# The request:
Identify the lines containing the word "webpack". Copy each one.

== Data listing

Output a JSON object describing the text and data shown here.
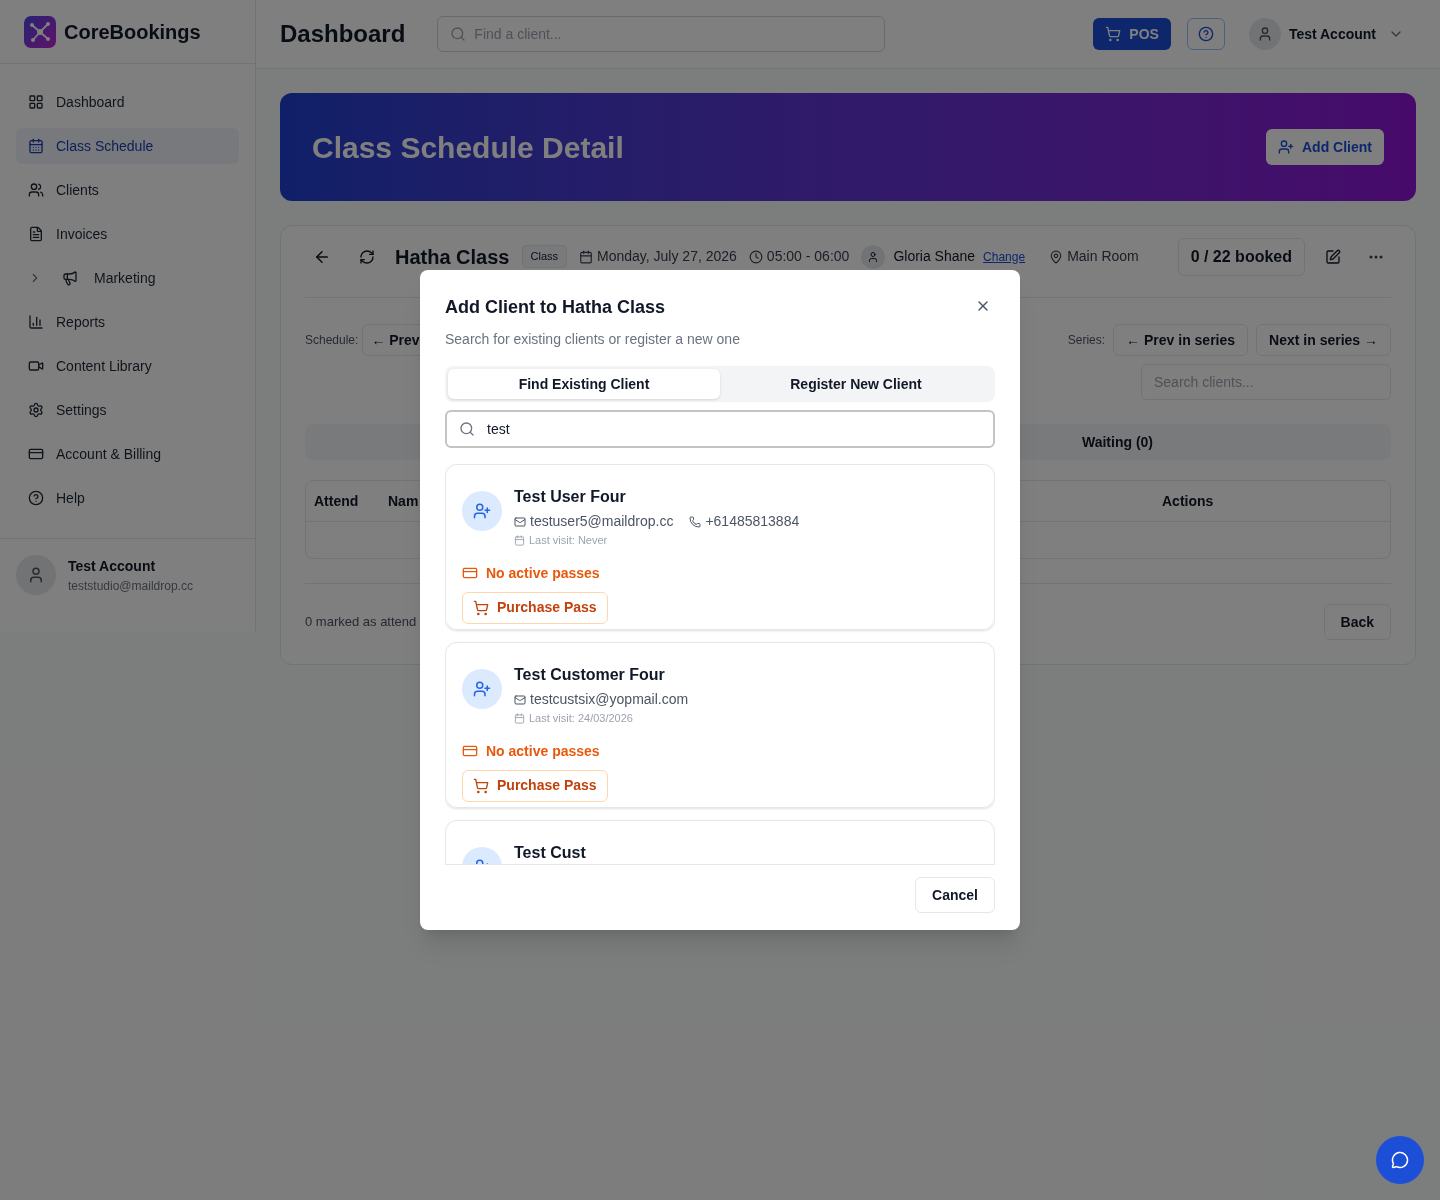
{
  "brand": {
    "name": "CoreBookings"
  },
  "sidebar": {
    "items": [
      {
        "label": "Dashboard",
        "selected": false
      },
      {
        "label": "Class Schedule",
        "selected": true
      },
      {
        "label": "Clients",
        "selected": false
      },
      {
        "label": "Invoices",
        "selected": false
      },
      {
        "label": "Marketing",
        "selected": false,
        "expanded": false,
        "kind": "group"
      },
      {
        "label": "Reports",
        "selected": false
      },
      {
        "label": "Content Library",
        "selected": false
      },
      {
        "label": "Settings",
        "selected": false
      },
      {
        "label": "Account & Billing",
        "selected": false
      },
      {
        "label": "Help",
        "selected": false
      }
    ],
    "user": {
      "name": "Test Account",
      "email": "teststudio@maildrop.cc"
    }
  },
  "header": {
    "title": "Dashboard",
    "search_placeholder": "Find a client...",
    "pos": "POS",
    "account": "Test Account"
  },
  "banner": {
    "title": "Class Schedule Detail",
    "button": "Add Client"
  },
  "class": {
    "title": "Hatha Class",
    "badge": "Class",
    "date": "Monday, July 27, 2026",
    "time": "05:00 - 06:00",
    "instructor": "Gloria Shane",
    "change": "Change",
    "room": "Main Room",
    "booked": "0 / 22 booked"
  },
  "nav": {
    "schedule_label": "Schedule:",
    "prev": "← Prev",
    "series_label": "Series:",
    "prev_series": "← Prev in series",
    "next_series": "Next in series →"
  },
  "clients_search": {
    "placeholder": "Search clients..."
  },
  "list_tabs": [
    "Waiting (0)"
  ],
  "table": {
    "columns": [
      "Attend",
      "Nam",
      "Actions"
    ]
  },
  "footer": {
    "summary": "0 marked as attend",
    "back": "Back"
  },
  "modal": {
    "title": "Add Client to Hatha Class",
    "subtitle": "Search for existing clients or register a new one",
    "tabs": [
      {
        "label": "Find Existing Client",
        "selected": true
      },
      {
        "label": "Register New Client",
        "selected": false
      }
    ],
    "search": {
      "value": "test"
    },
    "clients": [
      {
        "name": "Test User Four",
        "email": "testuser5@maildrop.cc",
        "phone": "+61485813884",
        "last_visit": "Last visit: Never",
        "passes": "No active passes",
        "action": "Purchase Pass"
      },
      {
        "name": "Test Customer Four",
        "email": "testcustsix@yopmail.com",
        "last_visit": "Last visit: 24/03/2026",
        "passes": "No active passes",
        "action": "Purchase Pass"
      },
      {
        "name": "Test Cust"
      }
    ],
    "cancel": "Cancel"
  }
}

====
== Data listing

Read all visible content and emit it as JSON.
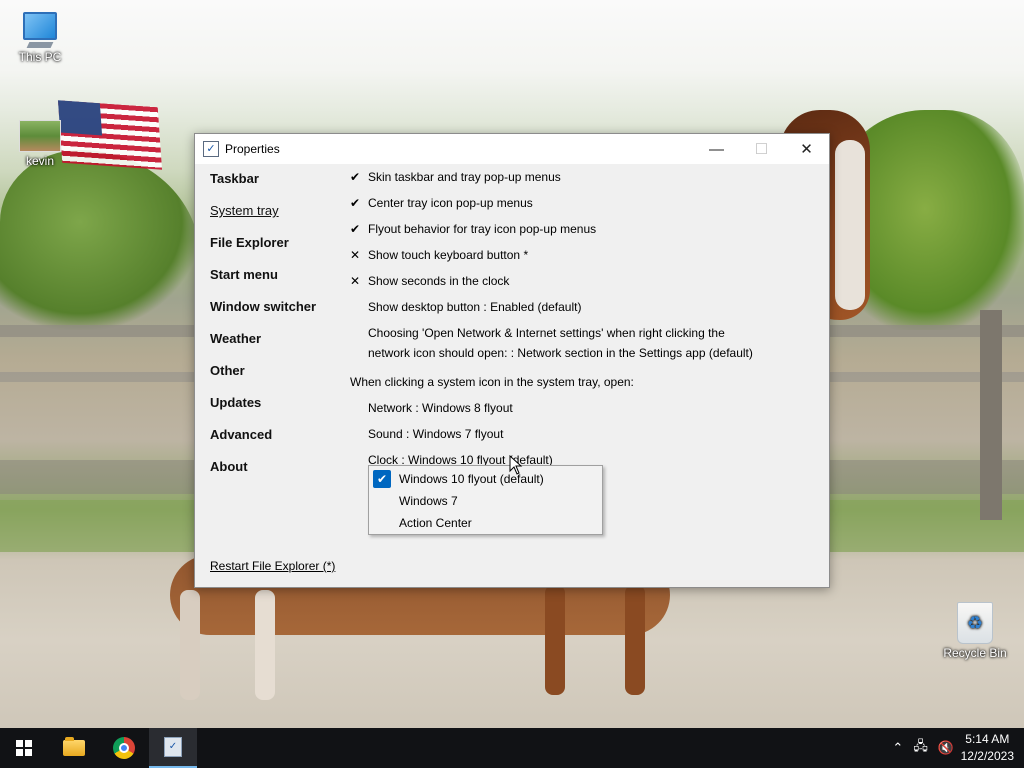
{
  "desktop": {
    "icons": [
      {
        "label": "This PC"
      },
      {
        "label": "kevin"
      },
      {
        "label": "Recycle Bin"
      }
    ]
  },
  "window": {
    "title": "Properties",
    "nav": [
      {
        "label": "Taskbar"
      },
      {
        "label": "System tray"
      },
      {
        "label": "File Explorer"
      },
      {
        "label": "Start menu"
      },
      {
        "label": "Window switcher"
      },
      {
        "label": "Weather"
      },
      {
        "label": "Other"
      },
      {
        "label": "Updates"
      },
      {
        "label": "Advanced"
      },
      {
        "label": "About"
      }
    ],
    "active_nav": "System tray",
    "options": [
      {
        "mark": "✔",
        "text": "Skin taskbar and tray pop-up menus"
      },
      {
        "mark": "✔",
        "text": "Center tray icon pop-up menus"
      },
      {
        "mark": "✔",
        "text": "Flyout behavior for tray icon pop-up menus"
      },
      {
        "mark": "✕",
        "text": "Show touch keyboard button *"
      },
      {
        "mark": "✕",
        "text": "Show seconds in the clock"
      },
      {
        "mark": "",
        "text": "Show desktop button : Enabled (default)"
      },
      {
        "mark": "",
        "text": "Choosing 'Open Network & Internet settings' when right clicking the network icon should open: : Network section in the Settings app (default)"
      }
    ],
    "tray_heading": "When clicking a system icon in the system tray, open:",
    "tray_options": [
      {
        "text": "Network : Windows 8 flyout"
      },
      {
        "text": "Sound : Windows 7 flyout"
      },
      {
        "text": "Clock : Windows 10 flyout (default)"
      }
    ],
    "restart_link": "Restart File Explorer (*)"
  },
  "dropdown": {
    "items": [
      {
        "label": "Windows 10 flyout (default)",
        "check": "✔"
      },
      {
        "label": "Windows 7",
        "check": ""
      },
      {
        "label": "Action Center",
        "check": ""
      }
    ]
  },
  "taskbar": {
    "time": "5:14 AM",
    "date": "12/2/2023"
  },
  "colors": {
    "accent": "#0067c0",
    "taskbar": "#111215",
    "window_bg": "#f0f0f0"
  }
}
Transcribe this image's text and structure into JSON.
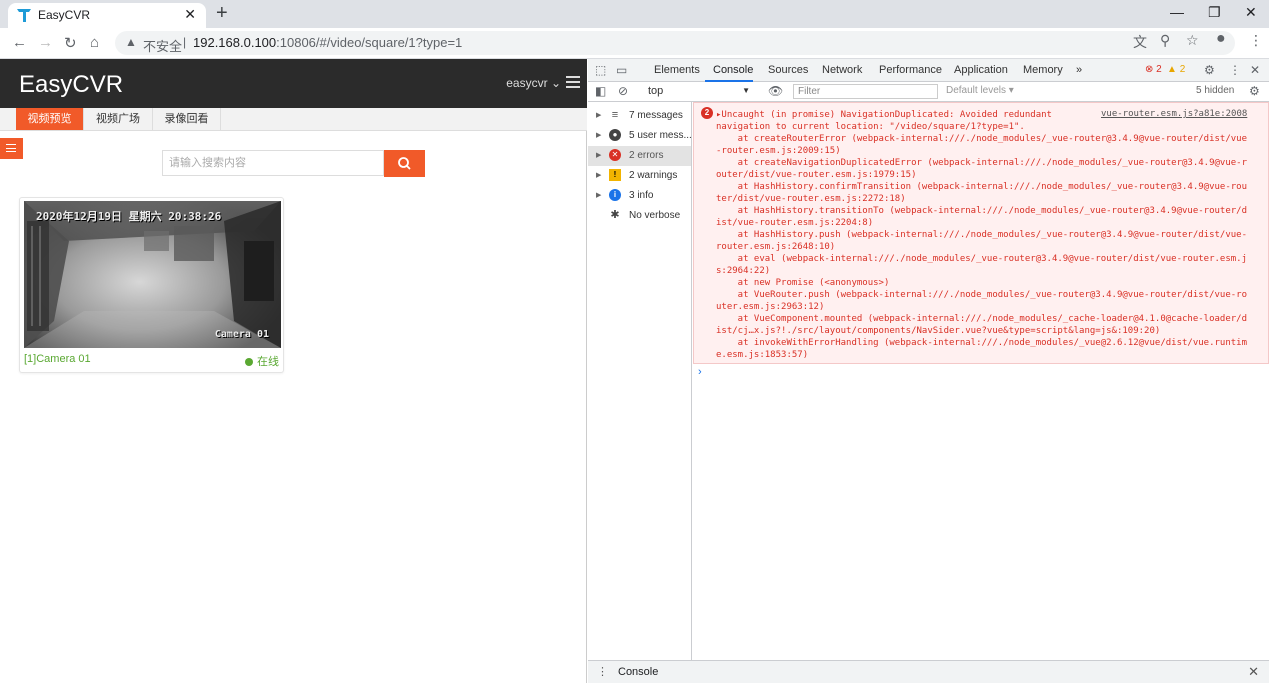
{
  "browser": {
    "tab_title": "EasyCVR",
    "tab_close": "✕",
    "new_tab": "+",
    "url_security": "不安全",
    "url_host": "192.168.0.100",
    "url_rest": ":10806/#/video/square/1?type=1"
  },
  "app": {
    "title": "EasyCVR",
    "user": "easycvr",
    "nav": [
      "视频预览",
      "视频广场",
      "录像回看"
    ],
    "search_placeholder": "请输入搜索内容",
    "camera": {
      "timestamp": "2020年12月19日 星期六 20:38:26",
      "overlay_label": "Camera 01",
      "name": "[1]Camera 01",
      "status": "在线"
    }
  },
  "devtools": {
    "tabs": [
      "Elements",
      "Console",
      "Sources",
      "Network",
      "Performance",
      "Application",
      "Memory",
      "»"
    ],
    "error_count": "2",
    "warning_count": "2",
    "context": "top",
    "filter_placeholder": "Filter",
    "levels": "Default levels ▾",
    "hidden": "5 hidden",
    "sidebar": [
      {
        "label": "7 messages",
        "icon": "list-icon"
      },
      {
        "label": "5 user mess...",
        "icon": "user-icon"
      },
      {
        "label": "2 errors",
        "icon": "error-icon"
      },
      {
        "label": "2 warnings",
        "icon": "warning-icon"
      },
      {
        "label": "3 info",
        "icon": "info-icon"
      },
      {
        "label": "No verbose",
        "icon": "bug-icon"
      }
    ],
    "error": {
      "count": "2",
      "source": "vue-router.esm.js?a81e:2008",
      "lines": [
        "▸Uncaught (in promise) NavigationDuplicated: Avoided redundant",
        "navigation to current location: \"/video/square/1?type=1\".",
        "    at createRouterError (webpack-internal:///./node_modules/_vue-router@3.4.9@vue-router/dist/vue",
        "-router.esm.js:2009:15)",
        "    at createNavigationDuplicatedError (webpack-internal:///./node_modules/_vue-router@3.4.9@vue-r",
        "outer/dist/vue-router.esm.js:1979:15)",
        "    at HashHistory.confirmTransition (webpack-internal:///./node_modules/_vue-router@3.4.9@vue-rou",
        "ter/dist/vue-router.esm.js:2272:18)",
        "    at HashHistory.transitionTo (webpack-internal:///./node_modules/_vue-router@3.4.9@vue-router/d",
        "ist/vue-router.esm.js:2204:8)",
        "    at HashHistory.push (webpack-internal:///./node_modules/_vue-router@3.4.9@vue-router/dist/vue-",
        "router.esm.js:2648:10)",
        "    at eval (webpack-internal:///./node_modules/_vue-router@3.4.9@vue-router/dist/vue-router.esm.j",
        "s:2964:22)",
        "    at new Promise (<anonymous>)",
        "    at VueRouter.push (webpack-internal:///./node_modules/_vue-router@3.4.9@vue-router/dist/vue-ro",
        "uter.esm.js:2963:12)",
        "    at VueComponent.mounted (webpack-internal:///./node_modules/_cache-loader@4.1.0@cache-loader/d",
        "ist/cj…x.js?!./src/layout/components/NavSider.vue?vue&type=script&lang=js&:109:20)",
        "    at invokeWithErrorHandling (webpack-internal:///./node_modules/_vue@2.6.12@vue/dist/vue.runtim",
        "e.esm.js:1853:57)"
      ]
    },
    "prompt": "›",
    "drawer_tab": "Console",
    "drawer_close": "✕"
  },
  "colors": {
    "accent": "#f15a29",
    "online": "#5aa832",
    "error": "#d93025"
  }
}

====

# Task response:
        "    at createRouterError (webpack-internal:///./node_modules/_vue-router@3.4.9@vue-router/dist/vue",
        "    at createNavigationDuplicatedError (webpack-internal:///./node_modules/_vue-router@3.4.9@vue-r",
        "    at HashHistory.confirmTransition (webpack-internal:///./node_modules/_vue-router@3.4.9@vue-rou",
        "    at HashHistory.transitionTo (webpack-internal:///./node_modules/_vue-router@3.4.9@vue-router/d",
        "    at HashHistory.push (webpack-internal:///./node_modules/_vue-router@3.4.9@vue-router/dist/vue-",
        "    at eval (webpack-internal:///./node_modules/_vue-router@3.4.9@vue-router/dist/vue-router.esm.j",
        "    at VueRouter.push (webpack-internal:///./node_modules/_vue-router@3.4.9@vue-router/dist/vue-ro",
        "    at VueComponent.mounted (webpack-internal:///./node_modules/_cache-loader@4.1.0@cache-loader/d",
        "    at invokeWithErrorHandling (webpack-internal:///./node_modules/_vue@2.6.12@vue/dist/vue.runtim",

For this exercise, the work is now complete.